* [The request]: Transcribe the data in full and exactly, omitting any pictures.

* [Data provided]:
+---+
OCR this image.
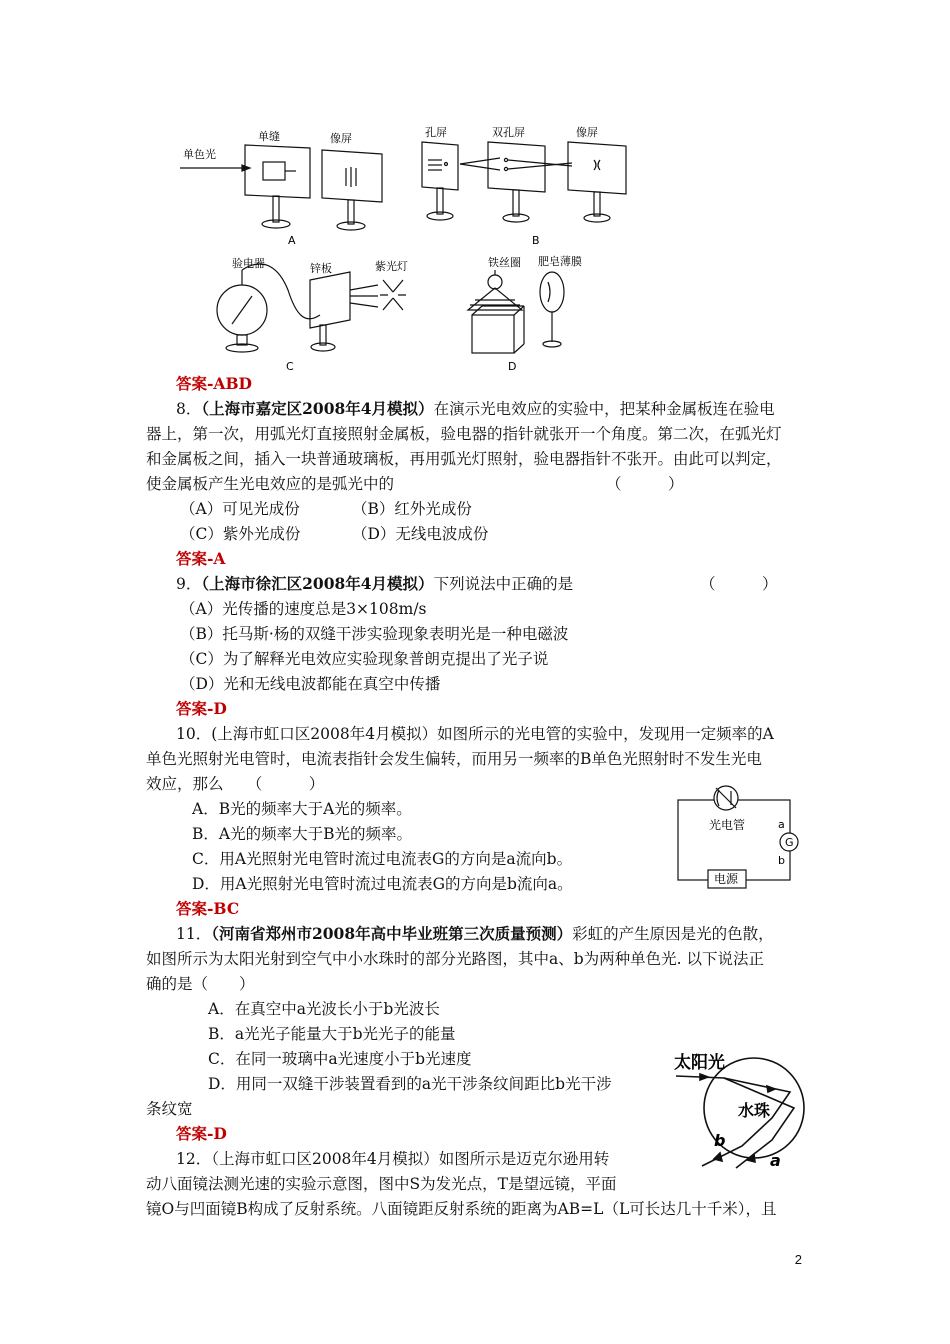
单色光
单缝	像屏
A
孔屏	双孔屏	像屏
B
验电器	锌板	紫光灯
C
铁丝圈 肥皂薄膜
D
答案-ABD
8．（上海市嘉定区2008年4月模拟）在演示光电效应的实验中，把某种金属板连在验电
器上，第一次，用弧光灯直接照射金属板，验电器的指针就张开一个角度。第二次，在弧光灯
和金属板之间，插入一块普通玻璃板，再用弧光灯照射，验电器指针不张开。由此可以判定，
使金属板产生光电效应的是弧光中的	（　　　）
（A）可见光成份	（B）红外光成份
（C）紫外光成份	（D）无线电波成份
答案-A
9．（上海市徐汇区2008年4月模拟）下列说法中正确的是	（　　　）
（A）光传播的速度总是3×108m/s
（B）托马斯·杨的双缝干涉实验现象表明光是一种电磁波
（C）为了解释光电效应实验现象普朗克提出了光子说
（D）光和无线电波都能在真空中传播
答案-D
10．(上海市虹口区2008年4月模拟）如图所示的光电管的实验中，发现用一定频率的A
单色光照射光电管时，电流表指针会发生偏转，而用另一频率的B单色光照射时不发生光电
效应，那么　　（　　　）
A．B光的频率大于A光的频率。
B．A光的频率大于B光的频率。
C．用A光照射光电管时流过电流表G的方向是a流向b。
D．用A光照射光电管时流过电流表G的方向是b流向a。
答案-BC
光电管	a
b
G
电源
11．（河南省郑州市2008年高中毕业班第三次质量预测）彩虹的产生原因是光的色散，
如图所示为太阳光射到空气中小水珠时的部分光路图，其中a、b为两种单色光. 以下说法正
确的是（　　）
A．在真空中a光波长小于b光波长
B．a光光子能量大于b光光子的能量
C．在同一玻璃中a光速度小于b光速度
D．用同一双缝干涉装置看到的a光干涉条纹间距比b光干涉
条纹宽
答案-D
太阳光
水珠
b
a
12．（上海市虹口区2008年4月模拟）如图所示是迈克尔逊用转
动八面镜法测光速的实验示意图，图中S为发光点，T是望远镜，平面
镜O与凹面镜B构成了反射系统。八面镜距反射系统的距离为AB=L（L可长达几十千米），且
2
+---+
* [Answer for this exercise]:
OCR this image.
单色光
单缝	像屏
A
孔屏	双孔屏	像屏
B
验电器	锌板	紫光灯
C
铁丝圈 肥皂薄膜
D
答案-ABD
8．（上海市嘉定区2008年4月模拟）在演示光电效应的实验中，把某种金属板连在验电
器上，第一次，用弧光灯直接照射金属板，验电器的指针就张开一个角度。第二次，在弧光灯
和金属板之间，插入一块普通玻璃板，再用弧光灯照射，验电器指针不张开。由此可以判定，
使金属板产生光电效应的是弧光中的	（　　　）
（A）可见光成份	（B）红外光成份
（C）紫外光成份	（D）无线电波成份
答案-A
9．（上海市徐汇区2008年4月模拟）下列说法中正确的是	（　　　）
（A）光传播的速度总是3×108m/s
（B）托马斯·杨的双缝干涉实验现象表明光是一种电磁波
（C）为了解释光电效应实验现象普朗克提出了光子说
（D）光和无线电波都能在真空中传播
答案-D
10．(上海市虹口区2008年4月模拟）如图所示的光电管的实验中，发现用一定频率的A
单色光照射光电管时，电流表指针会发生偏转，而用另一频率的B单色光照射时不发生光电
效应，那么　　（　　　）
A．B光的频率大于A光的频率。
B．A光的频率大于B光的频率。
C．用A光照射光电管时流过电流表G的方向是a流向b。
D．用A光照射光电管时流过电流表G的方向是b流向a。
答案-BC
光电管	a
b
G
电源
11．（河南省郑州市2008年高中毕业班第三次质量预测）彩虹的产生原因是光的色散，
如图所示为太阳光射到空气中小水珠时的部分光路图，其中a、b为两种单色光. 以下说法正
确的是（　　）
A．在真空中a光波长小于b光波长
B．a光光子能量大于b光光子的能量
C．在同一玻璃中a光速度小于b光速度
D．用同一双缝干涉装置看到的a光干涉条纹间距比b光干涉
条纹宽
答案-D
太阳光
水珠
b
a
12．（上海市虹口区2008年4月模拟）如图所示是迈克尔逊用转
动八面镜法测光速的实验示意图，图中S为发光点，T是望远镜，平面
镜O与凹面镜B构成了反射系统。八面镜距反射系统的距离为AB=L（L可长达几十千米），且
2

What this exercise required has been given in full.